■ Source passage ■
####

In addition to problems associated with the operation of DDVs, many prior art downhole measurement systems lack reliable data communication to and from control units located on the surface. For example, conventional measurement while drilling (MWD) tools utilize mud pulse, which works fine with incompressible drilling fluids such as a water-based or an oil-based mud, but they do not work when gasified fluids or gases are used in underbalanced drilling. An alternative to this is electromagnetic (EM) telemetry where communication between the MWD tool and the surface monitoring device is established via electromagnetic waves traveling through the formations surrounding the well. However, EM telemetry suffers from signal attenuation as it travels through layers of different types of formations. Any formation that produces more than minimal loss serves as an EM barrier. In particular salt domes tend to completely attenuate or moderate the signal. Some of the techniques employed to alleviate this problem include running an electric wire inside the drill string from the EM tool up to a predetermined depth from where the signal can come to the surface via EM waves and placing multiple receivers and transmitters in the drill string to provide boost to the signal at frequent intervals. However, both of these techniques have their own problems and complexities. Currently, there is no available means to cost efficiently relay signals from a point within the well to the surface through a traditional control line.

####

Layout coordinate data
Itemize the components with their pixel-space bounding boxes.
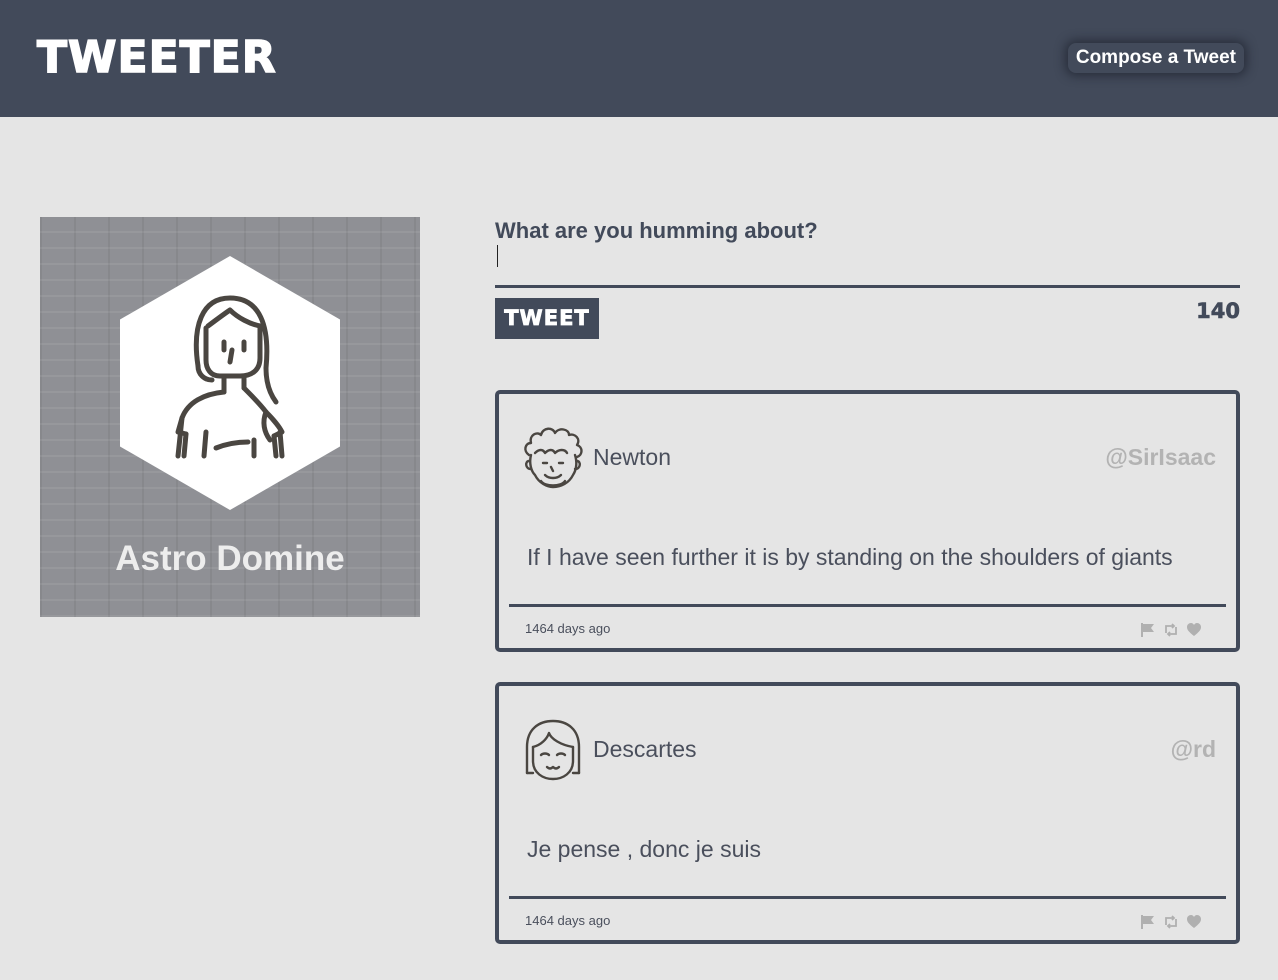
retweet-icon[interactable] (1163, 914, 1179, 930)
tweet-timestamp: 1464 days ago (525, 913, 611, 928)
tweet-text: If I have seen further it is by standing… (527, 544, 1173, 570)
tweet-card: Descartes @rd Je pense , donc je suis 14… (495, 682, 1240, 944)
tweet-author-name: Newton (593, 444, 671, 470)
tweet-actions (1140, 622, 1202, 638)
tweet-text-input[interactable] (495, 248, 1240, 288)
new-tweet-form: What are you humming about? Tweet 140 (495, 212, 1240, 342)
top-nav: Tweeter Compose a Tweet (0, 0, 1278, 117)
curly-hair-man-icon (524, 427, 583, 489)
composer-label: What are you humming about? (495, 218, 818, 243)
tweet-card: Newton @SirIsaac If I have seen further … (495, 390, 1240, 652)
tweet-divider (509, 896, 1226, 899)
brand-logo[interactable]: Tweeter (36, 30, 277, 86)
profile-name: Astro Domine (115, 539, 345, 578)
compose-tweet-button[interactable]: Compose a Tweet (1067, 43, 1244, 73)
profile-card: Astro Domine (40, 217, 420, 617)
character-counter: 140 (1196, 299, 1240, 324)
bob-hair-face-icon (525, 719, 581, 781)
heart-icon[interactable] (1186, 914, 1202, 930)
text-caret (497, 245, 498, 267)
tweet-author-name: Descartes (593, 736, 697, 762)
tweet-text: Je pense , donc je suis (527, 836, 761, 862)
tweet-divider (509, 604, 1226, 607)
tweet-author-handle[interactable]: @SirIsaac (1105, 442, 1216, 472)
flag-icon[interactable] (1140, 914, 1156, 930)
woman-avatar-icon (120, 256, 340, 510)
retweet-icon[interactable] (1163, 622, 1179, 638)
tweet-submit-button[interactable]: Tweet (495, 298, 599, 339)
heart-icon[interactable] (1186, 622, 1202, 638)
tweet-timestamp: 1464 days ago (525, 621, 611, 636)
tweet-author-handle[interactable]: @rd (1171, 734, 1216, 764)
flag-icon[interactable] (1140, 622, 1156, 638)
tweet-actions (1140, 914, 1202, 930)
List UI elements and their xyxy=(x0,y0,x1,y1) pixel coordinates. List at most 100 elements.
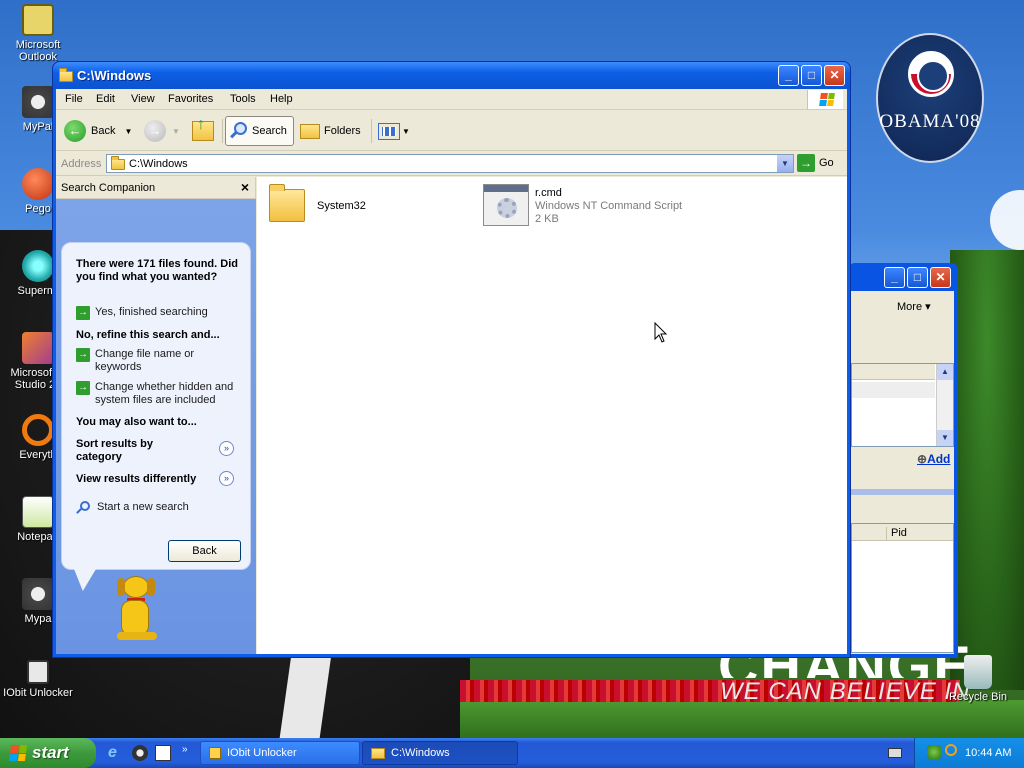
desktop-icon-label: Mypa xyxy=(24,613,52,625)
forward-button[interactable]: → ▼ xyxy=(144,116,180,146)
mypal-icon xyxy=(22,578,54,610)
process-list-header: Pid xyxy=(852,524,953,541)
back-dropdown-icon[interactable]: ▼ xyxy=(124,127,132,136)
explorer-window[interactable]: C:\Windows _ □ ✕ File Edit View Favorite… xyxy=(52,61,851,658)
desktop-icon-recycle-bin[interactable]: Recycle Bin xyxy=(940,655,1016,703)
go-button[interactable]: → Go xyxy=(797,154,834,172)
mypal-icon xyxy=(22,86,54,118)
menu-help[interactable]: Help xyxy=(270,93,293,105)
close-button[interactable]: ✕ xyxy=(930,267,951,288)
folders-label: Folders xyxy=(324,125,361,137)
scrollbar[interactable]: ▲ ▼ xyxy=(936,364,953,446)
magnifier-icon xyxy=(76,501,92,515)
wallpaper-trees xyxy=(950,250,1024,690)
title-bar[interactable]: C:\Windows _ □ ✕ xyxy=(53,62,850,89)
folder-icon xyxy=(59,68,73,82)
expand-chevron-icon[interactable]: » xyxy=(219,471,234,486)
change-hidden-link[interactable]: → Change whether hidden and system files… xyxy=(76,381,241,407)
scroll-up-icon[interactable]: ▲ xyxy=(937,364,953,380)
forward-dropdown-icon[interactable]: ▼ xyxy=(172,127,180,136)
close-button[interactable]: ✕ xyxy=(824,65,845,86)
file-type: Windows NT Command Script xyxy=(535,200,683,212)
green-arrow-icon: → xyxy=(76,348,90,362)
new-search-link[interactable]: Start a new search xyxy=(76,501,189,515)
quicklaunch-app-icon[interactable] xyxy=(132,745,148,761)
background-window-body: More ▾ ▲ ▼ ⊕Add Pid xyxy=(851,291,954,654)
campaign-logo-icon xyxy=(908,51,954,97)
taskbar: start e » IObit Unlocker C:\Windows 10:4… xyxy=(0,738,1024,768)
desktop-icon-label: Microsoft Outlook xyxy=(15,39,61,63)
views-dropdown-icon: ▼ xyxy=(402,126,410,136)
refine-header: No, refine this search and... xyxy=(76,329,220,341)
view-results-link[interactable]: View results differently xyxy=(76,473,196,486)
bubble-tail xyxy=(74,569,96,591)
more-button[interactable]: More ▾ xyxy=(897,300,931,313)
start-button[interactable]: start xyxy=(0,738,96,768)
background-window[interactable]: _ □ ✕ More ▾ ▲ ▼ ⊕Add Pid xyxy=(848,263,958,658)
search-dog-icon[interactable] xyxy=(107,572,163,644)
ie-icon[interactable]: e xyxy=(108,744,117,762)
taskbar-item-label: C:\Windows xyxy=(391,747,450,759)
folders-button[interactable]: Folders xyxy=(300,116,361,146)
lock-icon xyxy=(27,660,49,684)
system-tray: 10:44 AM xyxy=(914,738,1024,768)
toolbar: ← Back ▼ → ▼ ↑ Search Folders ▼ xyxy=(56,111,847,151)
green-arrow-icon: → xyxy=(76,381,90,395)
yes-finished-link[interactable]: → Yes, finished searching xyxy=(76,306,208,320)
taskbar-item-iobit[interactable]: IObit Unlocker xyxy=(200,741,360,765)
menu-tools[interactable]: Tools xyxy=(230,93,256,105)
wallpaper-subslogan: WE CAN BELIEVE IN xyxy=(720,678,971,705)
expand-chevron-icon[interactable]: » xyxy=(219,441,234,456)
found-message: There were 171 files found. Did you find… xyxy=(76,258,238,283)
clock[interactable]: 10:44 AM xyxy=(965,747,1011,759)
search-icon[interactable] xyxy=(945,744,957,756)
dropdown-icon: ▾ xyxy=(925,301,931,313)
address-input[interactable]: C:\Windows ▼ xyxy=(106,154,794,173)
taskbar-item-c-windows[interactable]: C:\Windows xyxy=(362,741,518,765)
network-icon[interactable] xyxy=(927,745,941,759)
address-dropdown-icon[interactable]: ▼ xyxy=(776,155,793,172)
quicklaunch-app-icon[interactable] xyxy=(155,745,171,761)
cmd-script-icon xyxy=(483,184,529,226)
search-button[interactable]: Search xyxy=(225,116,294,146)
maximize-button[interactable]: □ xyxy=(907,267,928,288)
scroll-down-icon[interactable]: ▼ xyxy=(937,430,953,446)
sort-results-link[interactable]: Sort results by category xyxy=(76,438,186,464)
yes-finished-label: Yes, finished searching xyxy=(95,306,208,318)
search-companion-header: Search Companion × xyxy=(56,177,256,199)
add-icon: ⊕ xyxy=(917,452,928,466)
up-folder-button[interactable]: ↑ xyxy=(192,116,214,146)
menu-edit[interactable]: Edit xyxy=(96,93,115,105)
minimize-button[interactable]: _ xyxy=(778,65,799,86)
folder-icon xyxy=(111,156,125,170)
back-button-companion[interactable]: Back xyxy=(168,540,241,562)
forward-arrow-icon: → xyxy=(144,120,166,142)
desktop-icon-iobit-unlocker[interactable]: IObit Unlocker xyxy=(0,660,80,699)
back-label: Back xyxy=(91,125,116,137)
list-row-selected[interactable] xyxy=(852,382,935,398)
column-header-pid[interactable]: Pid xyxy=(886,527,907,541)
notepad-icon xyxy=(22,496,54,528)
close-icon[interactable]: × xyxy=(241,179,249,195)
quicklaunch-expand-icon[interactable]: » xyxy=(182,744,188,755)
menu-file[interactable]: File xyxy=(65,93,83,105)
maximize-button[interactable]: □ xyxy=(801,65,822,86)
minimize-button[interactable]: _ xyxy=(884,267,905,288)
add-link[interactable]: ⊕Add xyxy=(917,452,950,466)
search-icon xyxy=(230,122,248,140)
menu-bar: File Edit View Favorites Tools Help xyxy=(56,89,847,110)
change-name-link[interactable]: → Change file name or keywords xyxy=(76,348,236,374)
desktop-icon-outlook[interactable]: Microsoft Outlook xyxy=(0,4,80,63)
wallpaper-badge: OBAMA'08 xyxy=(876,33,984,163)
keyboard-icon[interactable] xyxy=(888,748,902,758)
lock-icon xyxy=(209,747,221,759)
toolbar-separator xyxy=(371,119,372,143)
file-name: System32 xyxy=(317,200,366,212)
views-button[interactable]: ▼ xyxy=(378,116,410,146)
menu-favorites[interactable]: Favorites xyxy=(168,93,213,105)
windows-flag-icon xyxy=(8,745,28,761)
menu-view[interactable]: View xyxy=(131,93,155,105)
back-button[interactable]: ← Back ▼ xyxy=(64,116,132,146)
address-bar: Address C:\Windows ▼ → Go xyxy=(56,152,847,176)
also-header: You may also want to... xyxy=(76,416,197,428)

####

■ Required tasks ■
**A)** Do these statements agree with the telemetry passage? For each, answer yes or no and quote the passage's deciding words: (i) Mud pulse works when gasified fluids are used in underbalanced drilling. (ii) Salt domes tend to completely attenuate or moderate the EM signal. (iii) A cost-efficient means currently exists to relay signals from within the well to the surface through a traditional control line.
**B)** Which lines of the records contain the string "toolbar"? Show each such line in full, treating case as significant.
The text and the records come from unrelated sources.

■ Solutions for each task ■
**A)**
(i) No: "they do not work when gasified fluids or gases are used in underbalanced drilling"
(ii) Yes: "In particular salt domes tend to completely attenuate or moderate the signal."
(iii) No: "Currently, there is no available means to cost efficiently relay signals from a point within the well to the surface through a traditional control line."

**B)**
toolbar: ← Back ▼ → ▼ ↑ Search Folders ▼ xyxy=(56,111,847,151)
toolbar-separator xyxy=(371,119,372,143)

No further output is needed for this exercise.